What you should do:
Reproduce word for word the passage of the exam study guide below, beginning at the words "9. Using the standard" and stopping after the words "explanatory variable (p.103)".

ID 147B



Mat 217

Exam 1 Study Guide

5-14-10

Exam 1, to be given in class on Tuesday, 5/18/10, covers Sections 1.1 through 2.3, plus the material on binomial distributions and the continuity correction (see binomial handout). We will do some in-class reviewing on Monday 5/17. Please begin your own reviewing before then, and be prepared to ask specific questions in class on Monday.

Exam details: Many of the questions will be taken directly from the reading, in-class examples, and study problems I’ve assigned. The best way to study for this exam is to review the text examples and section summaries, work numerous exercises, and let me know what you’re still struggling with. Here are the main topics to review from the textbook:

1. Stemplots and histograms (p.11-16)

2. Examining a distribution (p.17)

3. Mean and Median (p.41-43)

4. Five-number summary and boxplot (p.46)

5. Variance and standard deviation (p.49-51)

6. Resistant measure (p.56)

7. Requirements for a Density Curve (p.67)

8. Standardizing, and the standard normal distribution (p.73-74)

9. Using the standard normal table, Table A (p.76-79)

10. Binomial setting (p.335) + handout

11. Binomial distribution (p.336) + handout

12. Binomial mean and standard deviation (p.341)

13. Continuity correction (p.347-348) + handout

14. Response variable, explanatory variable (p.103)

15. Examining a scatterplot; positive association, negative association (p.105-106)

16. Correlation (p.124)

17. Properties of correlation (p.125)

18. Finding the regression line equation using TI-83, SPSS output, or formulas (p.137)

19. Using the regression line to make predictions, and the dangers of extrapolation (p.135)

20. Interpreting the slope of the regression line (p.138)

21. Interpreting the r2 value relative to the regression line (p.141)

You may be asked to create tables and graphs (like bar graph, histogram, stemplot, boxplot, or scatterplot) by hand, but more emphasis will be placed on interpreting a given graph, table, or SPSS output.

Remember to bring your calculator to the exam. Know how to use your calculator for finding one-variable statistics, correlation, linear regression, and binomial distributions.

You may create your own two-sided handwritten 3-by-5 index card of formulas and other information for use on the exam. If there is a formula or a concept you think you may need to know, put the information on your card. I will not include any formulas on the exam.

Sample exam questions (These are only meant to be illustrative, not exhaustive.)

1. Just as inflation means prices are rising, deflation means prices are falling. In the imaginary town of Yurtown, Indiana, deflation has hit the housing market. House values are have fallen over the last two years. Question: If we calculate the correlation (r) between the value (y) of a house in Yurtown in 2009 versus the value (x) of the same house in Yurtown in 2007, for a representative group of houses, will we find a positive association between the two variables, or a negative association? Explain your reasoning and draw a possible scatterplot for this situation.

2. The figure below plots the city and highway fuel consumption of 1997 model midsize cars, from the EPA’s Model Year 1997 Fuel Economy Guide. [pic]

(a) Circle the outlier on the scatterplot.

(b) If the outlier were not included, would the correlation increase, decrease, or stay about the same? Explain:

3. Eleanor scores 680 on the mathematics part of the SAT. The distribution of SAT scores in a reference population is normal with mean 500 and standard deviation 100. Gerald takes the ACT mathematics test and scores 30. ACT scores are normally distributed with mean 18 and standard deviation 6.

Given data:
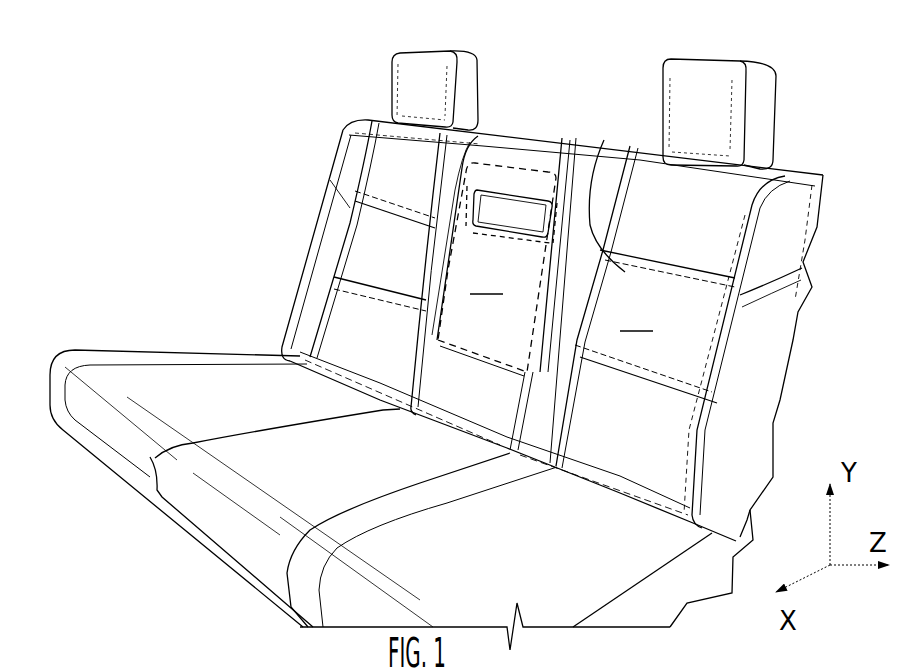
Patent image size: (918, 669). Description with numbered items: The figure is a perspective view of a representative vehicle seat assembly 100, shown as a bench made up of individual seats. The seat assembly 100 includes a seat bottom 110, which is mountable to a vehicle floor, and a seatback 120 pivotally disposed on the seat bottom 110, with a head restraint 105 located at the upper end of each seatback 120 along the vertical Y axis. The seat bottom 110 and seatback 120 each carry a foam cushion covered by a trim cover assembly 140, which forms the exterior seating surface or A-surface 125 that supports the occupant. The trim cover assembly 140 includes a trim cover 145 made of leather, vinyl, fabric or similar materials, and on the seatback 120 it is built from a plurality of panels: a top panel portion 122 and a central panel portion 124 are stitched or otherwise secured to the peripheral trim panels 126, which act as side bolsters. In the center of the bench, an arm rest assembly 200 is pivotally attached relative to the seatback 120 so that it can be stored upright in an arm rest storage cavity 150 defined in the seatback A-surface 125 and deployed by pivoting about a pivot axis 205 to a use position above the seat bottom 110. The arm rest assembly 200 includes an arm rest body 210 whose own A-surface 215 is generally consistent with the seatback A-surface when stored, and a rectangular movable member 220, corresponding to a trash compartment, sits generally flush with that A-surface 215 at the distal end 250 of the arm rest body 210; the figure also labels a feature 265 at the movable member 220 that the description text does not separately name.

The seat assembly 100 is at (216, 121).
The head restraint 105 is at (688, 102).
The seat bottom 110 is at (238, 377).
The seatback 120 is at (297, 252).
The top panel portion 122 is at (705, 248).
The central panel portion 124 is at (676, 350).
The A-surface 125 is at (636, 316).
The peripheral trim panels 126 is at (770, 390).
The trim cover assembly 140 is at (297, 283).
The trim cover 145 is at (333, 293).
The arm rest storage cavity 150 is at (577, 210).
The arm rest assembly 200 is at (437, 312).
The pivot axis 205 is at (473, 355).
The arm rest body 210 is at (483, 307).
The A-surface of the arm rest body 215 is at (482, 293).
The movable member 220 is at (490, 212).
The distal end 250 is at (560, 190).
The pocket 265 is at (514, 188).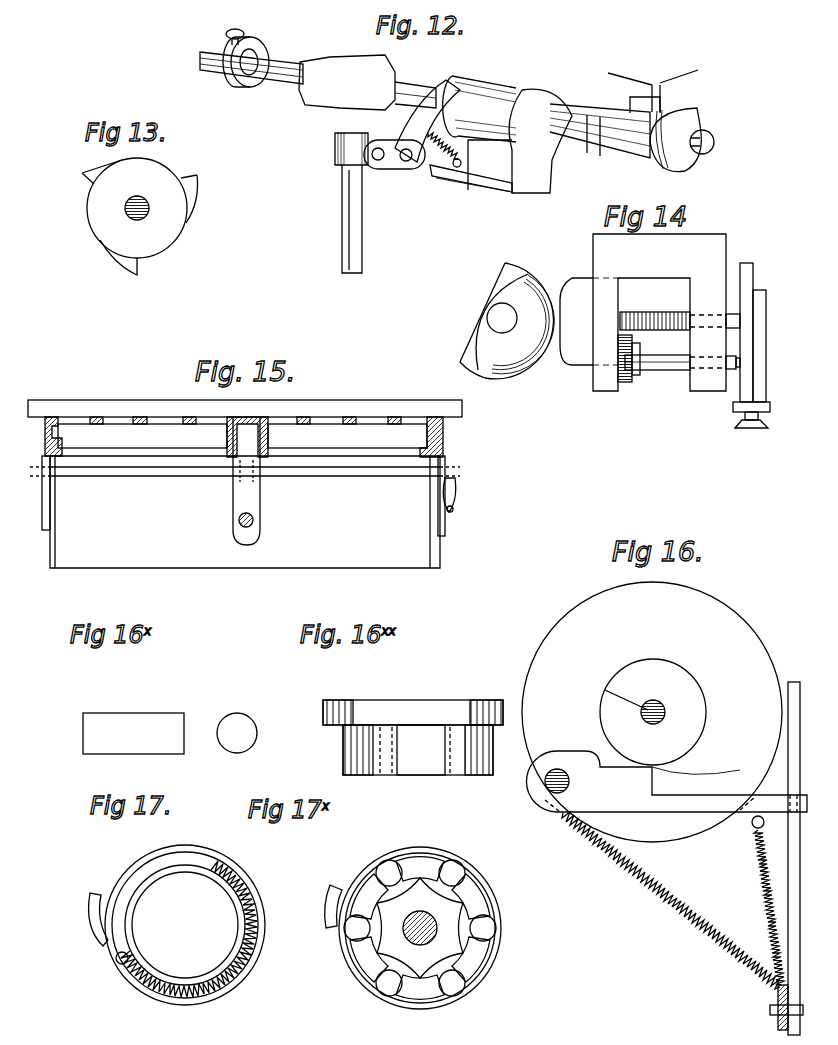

The solution:
9. Using the standard normal table, Table A (p.76-79)

10. Binomial setting (p.335) + handout

11. Binomial distribution (p.336) + handout

12. Binomial mean and standard deviation (p.341)

13. Continuity correction (p.347-348) + handout

14. Response variable, explanatory variable (p.103)